Personal information
- Date of birth: 28 June 1993 (age 33)
- Place of birth: Cologne, Germany
- Height: 1.86 m (6 ft 1 in)
- Position: Goalkeeper

Team information
- Current team: SV Elversberg
- Number: 28

Youth career
- 0000–2000: SV Auweiler-Esch
- 2000–2011: Bayer Leverkusen
- 2011–2012: Wuppertaler SV

Senior career*
- Years: Team / Apps / (Gls)
- 2012–2014: Fortuna Düsseldorf II / 41 / (0)
- 2014–2015: SG Wattenscheid 09 / 34 / (0)
- 2015–2018: Fortuna Köln / 60 / (0)
- 2018–2020: Dynamo Dresden / 1 / (0)
- 2020–2022: SV Wehen Wiesbaden / 38 / (0)
- 2022–2023: 1. FC Magdeburg / 3 / (0)
- 2023–: SV Elversberg / 1 / (0)

= Tim Boss =

German footballer (born 1993)

Tim Boss (born 28 June 1993) is a German professional footballer who plays as a goalkeeper for club SV Elversberg.

==Career==
In his youth, Boss played for Bayer Leverkusen and Wuppertaler SV. In the 2012–13 season he transferred to the second team Fortuna Düsseldorf, playing in the Regionalliga West. In the summer of 2014 he moved to league rivals SG Wattenscheid 09. He played in all 34 matches of the 2014–15 season.

After just one season, in July 2015, he moved to 3. Liga side Fortuna Köln. There he made his debut on 28 August 2015 during the 2–1 home win over 1. FC Magdeburg on matchday 6 when he came on as a substitute in the 83rd minute for André Poggenborg.

§ **Prompt**
Write out the part of the Tim Boss text that begins at the words "- 2014–2015: SG" and stops after the words "Magdeburg / 3 / (0)".

§ **Extracted entries**
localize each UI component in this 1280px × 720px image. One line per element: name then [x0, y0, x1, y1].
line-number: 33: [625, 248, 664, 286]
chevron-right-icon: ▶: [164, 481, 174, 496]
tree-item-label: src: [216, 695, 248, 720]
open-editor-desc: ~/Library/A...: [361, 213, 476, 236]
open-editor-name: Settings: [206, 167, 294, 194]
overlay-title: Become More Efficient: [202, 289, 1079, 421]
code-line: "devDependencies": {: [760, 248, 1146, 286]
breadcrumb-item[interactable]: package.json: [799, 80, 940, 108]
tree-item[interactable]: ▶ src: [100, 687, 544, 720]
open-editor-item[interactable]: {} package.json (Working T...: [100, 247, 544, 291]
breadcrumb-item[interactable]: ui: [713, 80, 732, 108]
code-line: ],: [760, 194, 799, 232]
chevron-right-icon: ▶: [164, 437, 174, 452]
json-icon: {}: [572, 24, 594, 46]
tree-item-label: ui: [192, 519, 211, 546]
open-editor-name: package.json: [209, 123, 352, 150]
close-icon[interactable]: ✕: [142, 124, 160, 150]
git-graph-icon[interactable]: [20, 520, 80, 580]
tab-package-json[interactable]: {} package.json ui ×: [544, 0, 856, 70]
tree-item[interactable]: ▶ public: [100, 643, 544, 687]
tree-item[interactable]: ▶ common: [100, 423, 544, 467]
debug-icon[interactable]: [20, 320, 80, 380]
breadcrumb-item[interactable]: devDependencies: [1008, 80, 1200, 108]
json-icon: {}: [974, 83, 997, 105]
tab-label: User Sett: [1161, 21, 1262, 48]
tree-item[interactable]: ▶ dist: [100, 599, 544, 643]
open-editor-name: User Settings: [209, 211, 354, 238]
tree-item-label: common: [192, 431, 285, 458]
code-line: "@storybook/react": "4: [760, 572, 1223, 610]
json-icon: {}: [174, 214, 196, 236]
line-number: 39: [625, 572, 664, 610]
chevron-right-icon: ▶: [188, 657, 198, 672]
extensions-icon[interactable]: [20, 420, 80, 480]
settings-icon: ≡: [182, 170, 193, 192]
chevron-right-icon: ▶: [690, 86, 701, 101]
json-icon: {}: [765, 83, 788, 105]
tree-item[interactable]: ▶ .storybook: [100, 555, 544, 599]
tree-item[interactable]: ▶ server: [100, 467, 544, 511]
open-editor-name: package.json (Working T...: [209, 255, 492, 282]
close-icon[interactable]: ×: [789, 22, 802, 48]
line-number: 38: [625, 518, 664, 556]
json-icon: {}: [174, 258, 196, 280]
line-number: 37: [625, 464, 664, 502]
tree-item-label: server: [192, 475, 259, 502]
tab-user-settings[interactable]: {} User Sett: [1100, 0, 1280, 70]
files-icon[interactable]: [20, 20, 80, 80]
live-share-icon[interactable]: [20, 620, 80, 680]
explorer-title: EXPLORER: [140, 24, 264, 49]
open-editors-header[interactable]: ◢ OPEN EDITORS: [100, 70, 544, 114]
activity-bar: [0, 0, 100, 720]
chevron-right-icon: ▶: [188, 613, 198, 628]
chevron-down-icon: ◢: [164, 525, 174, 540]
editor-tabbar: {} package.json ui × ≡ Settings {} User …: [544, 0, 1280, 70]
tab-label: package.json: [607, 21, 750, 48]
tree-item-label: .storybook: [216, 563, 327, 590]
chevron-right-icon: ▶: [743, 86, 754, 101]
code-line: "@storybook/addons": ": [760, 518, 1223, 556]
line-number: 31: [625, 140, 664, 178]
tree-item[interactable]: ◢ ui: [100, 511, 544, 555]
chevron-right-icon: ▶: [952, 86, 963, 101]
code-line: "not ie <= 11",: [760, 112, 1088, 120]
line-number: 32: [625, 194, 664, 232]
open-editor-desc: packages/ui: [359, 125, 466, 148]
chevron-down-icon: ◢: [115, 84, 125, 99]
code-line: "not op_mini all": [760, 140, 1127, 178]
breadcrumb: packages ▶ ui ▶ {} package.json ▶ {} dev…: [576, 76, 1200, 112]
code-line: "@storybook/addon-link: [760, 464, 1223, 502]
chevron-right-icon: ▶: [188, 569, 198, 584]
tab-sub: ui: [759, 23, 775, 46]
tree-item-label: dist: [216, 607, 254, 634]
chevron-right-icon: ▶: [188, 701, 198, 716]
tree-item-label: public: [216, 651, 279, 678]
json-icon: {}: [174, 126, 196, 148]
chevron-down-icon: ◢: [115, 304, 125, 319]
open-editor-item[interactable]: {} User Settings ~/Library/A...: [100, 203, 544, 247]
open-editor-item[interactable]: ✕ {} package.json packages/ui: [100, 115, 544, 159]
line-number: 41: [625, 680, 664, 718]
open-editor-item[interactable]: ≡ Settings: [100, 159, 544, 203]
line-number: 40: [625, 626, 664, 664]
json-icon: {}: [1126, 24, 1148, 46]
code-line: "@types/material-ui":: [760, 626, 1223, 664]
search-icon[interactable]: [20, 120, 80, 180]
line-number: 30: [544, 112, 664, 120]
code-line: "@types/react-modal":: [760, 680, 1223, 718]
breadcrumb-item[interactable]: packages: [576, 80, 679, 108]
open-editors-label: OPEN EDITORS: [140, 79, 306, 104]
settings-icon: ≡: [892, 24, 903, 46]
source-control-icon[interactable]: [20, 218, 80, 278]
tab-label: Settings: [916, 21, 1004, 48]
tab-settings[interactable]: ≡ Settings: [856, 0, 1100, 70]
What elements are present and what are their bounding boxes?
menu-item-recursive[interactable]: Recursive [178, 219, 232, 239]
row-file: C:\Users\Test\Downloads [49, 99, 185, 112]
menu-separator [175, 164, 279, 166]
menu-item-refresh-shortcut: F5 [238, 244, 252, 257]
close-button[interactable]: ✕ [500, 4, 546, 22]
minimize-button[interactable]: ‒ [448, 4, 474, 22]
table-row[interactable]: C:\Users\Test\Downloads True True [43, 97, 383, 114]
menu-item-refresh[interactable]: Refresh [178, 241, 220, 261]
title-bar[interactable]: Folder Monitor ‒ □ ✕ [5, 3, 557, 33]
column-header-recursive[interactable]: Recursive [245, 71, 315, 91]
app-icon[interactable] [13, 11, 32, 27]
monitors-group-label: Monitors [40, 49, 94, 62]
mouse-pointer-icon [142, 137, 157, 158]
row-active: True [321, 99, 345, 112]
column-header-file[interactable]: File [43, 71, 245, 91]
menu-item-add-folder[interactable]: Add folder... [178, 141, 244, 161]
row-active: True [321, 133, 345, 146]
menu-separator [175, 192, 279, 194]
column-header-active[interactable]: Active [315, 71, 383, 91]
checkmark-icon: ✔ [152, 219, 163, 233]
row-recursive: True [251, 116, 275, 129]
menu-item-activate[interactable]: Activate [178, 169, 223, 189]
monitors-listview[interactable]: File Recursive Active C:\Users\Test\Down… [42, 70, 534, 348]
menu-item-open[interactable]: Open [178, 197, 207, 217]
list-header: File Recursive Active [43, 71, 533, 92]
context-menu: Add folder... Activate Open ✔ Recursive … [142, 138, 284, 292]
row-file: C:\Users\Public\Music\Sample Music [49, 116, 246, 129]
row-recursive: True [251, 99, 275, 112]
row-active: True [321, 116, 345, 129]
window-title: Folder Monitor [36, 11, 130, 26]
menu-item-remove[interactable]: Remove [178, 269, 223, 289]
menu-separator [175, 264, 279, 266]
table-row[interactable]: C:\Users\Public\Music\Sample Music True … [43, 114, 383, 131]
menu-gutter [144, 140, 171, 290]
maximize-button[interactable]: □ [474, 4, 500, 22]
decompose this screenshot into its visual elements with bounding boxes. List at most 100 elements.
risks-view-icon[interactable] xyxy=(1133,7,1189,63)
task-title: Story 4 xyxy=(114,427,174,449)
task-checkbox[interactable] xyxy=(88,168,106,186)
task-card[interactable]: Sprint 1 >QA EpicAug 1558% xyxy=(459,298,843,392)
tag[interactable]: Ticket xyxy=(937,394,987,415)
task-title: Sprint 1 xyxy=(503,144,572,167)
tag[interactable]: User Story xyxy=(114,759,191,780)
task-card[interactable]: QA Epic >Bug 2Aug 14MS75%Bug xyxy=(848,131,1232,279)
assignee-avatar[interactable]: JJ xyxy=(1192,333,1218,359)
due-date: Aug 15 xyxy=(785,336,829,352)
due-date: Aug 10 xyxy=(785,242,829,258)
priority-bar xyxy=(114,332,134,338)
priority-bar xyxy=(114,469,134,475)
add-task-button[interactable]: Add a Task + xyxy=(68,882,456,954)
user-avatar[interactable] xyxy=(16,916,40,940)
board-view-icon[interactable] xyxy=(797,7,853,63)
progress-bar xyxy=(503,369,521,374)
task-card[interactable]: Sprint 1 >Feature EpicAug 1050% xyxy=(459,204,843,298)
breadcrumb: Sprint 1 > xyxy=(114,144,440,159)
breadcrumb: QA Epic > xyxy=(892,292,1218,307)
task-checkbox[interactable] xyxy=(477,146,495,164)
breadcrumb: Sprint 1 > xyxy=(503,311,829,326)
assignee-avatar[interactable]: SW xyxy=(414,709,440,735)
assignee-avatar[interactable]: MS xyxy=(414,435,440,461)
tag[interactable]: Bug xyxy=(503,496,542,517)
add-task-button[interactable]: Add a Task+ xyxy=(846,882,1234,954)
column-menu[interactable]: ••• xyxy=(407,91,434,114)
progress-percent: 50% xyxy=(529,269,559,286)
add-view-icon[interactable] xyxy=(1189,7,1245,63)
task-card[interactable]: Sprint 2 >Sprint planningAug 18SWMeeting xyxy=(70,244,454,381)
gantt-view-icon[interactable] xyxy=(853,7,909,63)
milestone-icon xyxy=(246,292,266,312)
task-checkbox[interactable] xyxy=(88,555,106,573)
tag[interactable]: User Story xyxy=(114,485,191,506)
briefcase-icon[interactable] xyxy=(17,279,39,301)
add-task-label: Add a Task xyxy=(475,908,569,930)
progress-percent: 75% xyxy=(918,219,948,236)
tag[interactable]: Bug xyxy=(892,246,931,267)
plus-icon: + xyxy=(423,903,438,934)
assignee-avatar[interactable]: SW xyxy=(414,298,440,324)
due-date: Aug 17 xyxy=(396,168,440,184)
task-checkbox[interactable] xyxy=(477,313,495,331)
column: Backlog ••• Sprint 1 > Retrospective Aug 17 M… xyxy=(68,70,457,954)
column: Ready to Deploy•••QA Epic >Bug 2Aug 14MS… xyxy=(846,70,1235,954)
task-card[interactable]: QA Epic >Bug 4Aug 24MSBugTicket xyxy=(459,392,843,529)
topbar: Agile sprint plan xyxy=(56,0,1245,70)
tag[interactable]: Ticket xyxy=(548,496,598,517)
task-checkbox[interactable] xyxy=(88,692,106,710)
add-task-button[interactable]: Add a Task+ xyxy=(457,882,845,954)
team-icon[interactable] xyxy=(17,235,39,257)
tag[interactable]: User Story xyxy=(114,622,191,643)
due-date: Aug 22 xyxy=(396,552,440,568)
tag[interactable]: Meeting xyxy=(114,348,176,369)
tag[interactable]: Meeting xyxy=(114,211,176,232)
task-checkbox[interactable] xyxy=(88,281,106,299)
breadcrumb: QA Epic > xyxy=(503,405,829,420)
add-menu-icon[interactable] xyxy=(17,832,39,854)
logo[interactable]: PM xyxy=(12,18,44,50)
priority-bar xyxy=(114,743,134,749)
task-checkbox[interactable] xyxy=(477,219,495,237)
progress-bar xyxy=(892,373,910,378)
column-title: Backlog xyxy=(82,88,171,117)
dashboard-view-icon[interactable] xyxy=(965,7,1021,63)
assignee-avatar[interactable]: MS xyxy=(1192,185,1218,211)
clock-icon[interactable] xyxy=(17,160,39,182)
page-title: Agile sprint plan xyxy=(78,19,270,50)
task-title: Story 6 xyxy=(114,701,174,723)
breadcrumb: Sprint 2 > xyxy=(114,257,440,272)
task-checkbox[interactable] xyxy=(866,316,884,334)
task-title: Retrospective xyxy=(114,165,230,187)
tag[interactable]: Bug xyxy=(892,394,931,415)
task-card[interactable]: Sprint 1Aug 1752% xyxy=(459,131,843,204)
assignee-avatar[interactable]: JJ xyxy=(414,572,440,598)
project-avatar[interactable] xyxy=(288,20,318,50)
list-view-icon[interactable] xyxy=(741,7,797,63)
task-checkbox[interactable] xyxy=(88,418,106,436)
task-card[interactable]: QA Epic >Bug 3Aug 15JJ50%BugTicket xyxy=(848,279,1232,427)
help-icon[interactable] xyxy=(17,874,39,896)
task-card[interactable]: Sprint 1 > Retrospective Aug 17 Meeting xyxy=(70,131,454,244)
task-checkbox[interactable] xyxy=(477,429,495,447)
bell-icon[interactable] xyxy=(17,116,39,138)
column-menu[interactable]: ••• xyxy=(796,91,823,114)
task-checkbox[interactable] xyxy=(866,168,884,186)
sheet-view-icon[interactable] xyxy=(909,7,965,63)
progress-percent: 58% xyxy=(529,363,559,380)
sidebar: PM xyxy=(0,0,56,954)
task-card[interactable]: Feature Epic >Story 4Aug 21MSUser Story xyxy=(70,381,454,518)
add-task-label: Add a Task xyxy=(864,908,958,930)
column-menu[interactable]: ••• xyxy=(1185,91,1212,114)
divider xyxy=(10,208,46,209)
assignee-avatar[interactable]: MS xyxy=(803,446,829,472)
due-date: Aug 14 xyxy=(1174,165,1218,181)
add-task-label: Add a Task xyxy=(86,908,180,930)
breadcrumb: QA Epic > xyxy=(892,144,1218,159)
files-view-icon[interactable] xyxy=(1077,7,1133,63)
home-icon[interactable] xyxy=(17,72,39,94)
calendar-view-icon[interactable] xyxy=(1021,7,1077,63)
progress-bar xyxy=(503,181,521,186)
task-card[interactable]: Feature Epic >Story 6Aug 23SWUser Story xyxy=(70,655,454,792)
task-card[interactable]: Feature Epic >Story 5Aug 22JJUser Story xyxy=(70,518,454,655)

§ **Exercise result**
- 2014–2015: SG Wattenscheid 09 / 34 / (0)
- 2015–2018: Fortuna Köln / 60 / (0)
- 2018–2020: Dynamo Dresden / 1 / (0)
- 2020–2022: SV Wehen Wiesbaden / 38 / (0)
- 2022–2023: 1. FC Magdeburg / 3 / (0)